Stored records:
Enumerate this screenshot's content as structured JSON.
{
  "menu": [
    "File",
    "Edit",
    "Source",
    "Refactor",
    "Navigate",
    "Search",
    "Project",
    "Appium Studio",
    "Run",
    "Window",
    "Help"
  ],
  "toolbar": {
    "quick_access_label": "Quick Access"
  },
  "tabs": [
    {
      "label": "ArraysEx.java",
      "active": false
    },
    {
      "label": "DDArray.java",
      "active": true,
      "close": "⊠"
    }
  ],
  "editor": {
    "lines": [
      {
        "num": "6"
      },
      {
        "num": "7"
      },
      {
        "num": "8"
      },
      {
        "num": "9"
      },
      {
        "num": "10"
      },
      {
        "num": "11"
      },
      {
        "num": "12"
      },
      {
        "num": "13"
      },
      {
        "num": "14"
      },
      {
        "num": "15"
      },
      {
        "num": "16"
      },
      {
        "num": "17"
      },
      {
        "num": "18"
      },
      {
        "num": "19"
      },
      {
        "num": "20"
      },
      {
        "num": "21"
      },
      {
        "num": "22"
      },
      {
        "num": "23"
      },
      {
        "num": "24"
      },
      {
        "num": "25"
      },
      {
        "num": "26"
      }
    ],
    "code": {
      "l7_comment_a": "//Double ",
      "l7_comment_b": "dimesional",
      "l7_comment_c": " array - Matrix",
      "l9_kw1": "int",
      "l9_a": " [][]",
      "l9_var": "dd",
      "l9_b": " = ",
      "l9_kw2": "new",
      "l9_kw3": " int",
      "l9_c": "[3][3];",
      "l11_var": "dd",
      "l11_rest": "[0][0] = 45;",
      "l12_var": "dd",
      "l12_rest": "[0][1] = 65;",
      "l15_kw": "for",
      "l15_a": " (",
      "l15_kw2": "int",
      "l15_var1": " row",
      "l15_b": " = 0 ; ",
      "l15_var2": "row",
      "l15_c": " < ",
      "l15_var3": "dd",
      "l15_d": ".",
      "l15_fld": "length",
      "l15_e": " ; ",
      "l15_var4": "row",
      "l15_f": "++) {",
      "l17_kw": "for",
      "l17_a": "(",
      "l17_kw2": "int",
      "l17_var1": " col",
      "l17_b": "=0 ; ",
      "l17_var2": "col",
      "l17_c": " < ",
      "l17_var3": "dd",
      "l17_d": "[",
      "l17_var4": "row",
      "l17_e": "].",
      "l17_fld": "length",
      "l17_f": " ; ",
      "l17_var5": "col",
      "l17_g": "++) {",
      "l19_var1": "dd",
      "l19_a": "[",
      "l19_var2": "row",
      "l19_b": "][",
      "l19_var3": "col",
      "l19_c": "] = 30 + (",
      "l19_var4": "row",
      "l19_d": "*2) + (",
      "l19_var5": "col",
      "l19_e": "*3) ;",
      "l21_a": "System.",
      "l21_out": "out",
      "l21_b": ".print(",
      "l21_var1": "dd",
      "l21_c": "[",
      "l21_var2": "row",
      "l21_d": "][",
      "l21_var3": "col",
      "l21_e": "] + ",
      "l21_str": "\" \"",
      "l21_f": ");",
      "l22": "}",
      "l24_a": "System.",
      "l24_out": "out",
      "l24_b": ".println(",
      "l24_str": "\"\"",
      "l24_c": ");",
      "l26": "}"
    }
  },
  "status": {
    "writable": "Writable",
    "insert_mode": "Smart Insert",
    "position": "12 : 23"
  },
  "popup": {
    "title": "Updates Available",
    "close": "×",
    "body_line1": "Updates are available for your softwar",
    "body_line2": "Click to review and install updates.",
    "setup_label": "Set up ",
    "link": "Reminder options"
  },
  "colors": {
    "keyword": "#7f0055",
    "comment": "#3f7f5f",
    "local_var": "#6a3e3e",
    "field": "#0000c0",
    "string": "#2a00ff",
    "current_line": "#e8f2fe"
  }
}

Exercise aim: Output all preceding records character for character.

Reply:
Enumerate this screenshot's content as structured JSON.
{
  "menu": [
    "File",
    "Edit",
    "Source",
    "Refactor",
    "Navigate",
    "Search",
    "Project",
    "Appium Studio",
    "Run",
    "Window",
    "Help"
  ],
  "toolbar": {
    "quick_access_label": "Quick Access"
  },
  "tabs": [
    {
      "label": "ArraysEx.java",
      "active": false
    },
    {
      "label": "DDArray.java",
      "active": true,
      "close": "⊠"
    }
  ],
  "editor": {
    "lines": [
      {
        "num": "6"
      },
      {
        "num": "7"
      },
      {
        "num": "8"
      },
      {
        "num": "9"
      },
      {
        "num": "10"
      },
      {
        "num": "11"
      },
      {
        "num": "12"
      },
      {
        "num": "13"
      },
      {
        "num": "14"
      },
      {
        "num": "15"
      },
      {
        "num": "16"
      },
      {
        "num": "17"
      },
      {
        "num": "18"
      },
      {
        "num": "19"
      },
      {
        "num": "20"
      },
      {
        "num": "21"
      },
      {
        "num": "22"
      },
      {
        "num": "23"
      },
      {
        "num": "24"
      },
      {
        "num": "25"
      },
      {
        "num": "26"
      }
    ],
    "code": {
      "l7_comment_a": "//Double ",
      "l7_comment_b": "dimesional",
      "l7_comment_c": " array - Matrix",
      "l9_kw1": "int",
      "l9_a": " [][]",
      "l9_var": "dd",
      "l9_b": " = ",
      "l9_kw2": "new",
      "l9_kw3": " int",
      "l9_c": "[3][3];",
      "l11_var": "dd",
      "l11_rest": "[0][0] = 45;",
      "l12_var": "dd",
      "l12_rest": "[0][1] = 65;",
      "l15_kw": "for",
      "l15_a": " (",
      "l15_kw2": "int",
      "l15_var1": " row",
      "l15_b": " = 0 ; ",
      "l15_var2": "row",
      "l15_c": " < ",
      "l15_var3": "dd",
      "l15_d": ".",
      "l15_fld": "length",
      "l15_e": " ; ",
      "l15_var4": "row",
      "l15_f": "++) {",
      "l17_kw": "for",
      "l17_a": "(",
      "l17_kw2": "int",
      "l17_var1": " col",
      "l17_b": "=0 ; ",
      "l17_var2": "col",
      "l17_c": " < ",
      "l17_var3": "dd",
      "l17_d": "[",
      "l17_var4": "row",
      "l17_e": "].",
      "l17_fld": "length",
      "l17_f": " ; ",
      "l17_var5": "col",
      "l17_g": "++) {",
      "l19_var1": "dd",
      "l19_a": "[",
      "l19_var2": "row",
      "l19_b": "][",
      "l19_var3": "col",
      "l19_c": "] = 30 + (",
      "l19_var4": "row",
      "l19_d": "*2) + (",
      "l19_var5": "col",
      "l19_e": "*3) ;",
      "l21_a": "System.",
      "l21_out": "out",
      "l21_b": ".print(",
      "l21_var1": "dd",
      "l21_c": "[",
      "l21_var2": "row",
      "l21_d": "][",
      "l21_var3": "col",
      "l21_e": "] + ",
      "l21_str": "\" \"",
      "l21_f": ");",
      "l22": "}",
      "l24_a": "System.",
      "l24_out": "out",
      "l24_b": ".println(",
      "l24_str": "\"\"",
      "l24_c": ");",
      "l26": "}"
    }
  },
  "status": {
    "writable": "Writable",
    "insert_mode": "Smart Insert",
    "position": "12 : 23"
  },
  "popup": {
    "title": "Updates Available",
    "close": "×",
    "body_line1": "Updates are available for your softwar",
    "body_line2": "Click to review and install updates.",
    "setup_label": "Set up ",
    "link": "Reminder options"
  },
  "colors": {
    "keyword": "#7f0055",
    "comment": "#3f7f5f",
    "local_var": "#6a3e3e",
    "field": "#0000c0",
    "string": "#2a00ff",
    "current_line": "#e8f2fe"
  }
}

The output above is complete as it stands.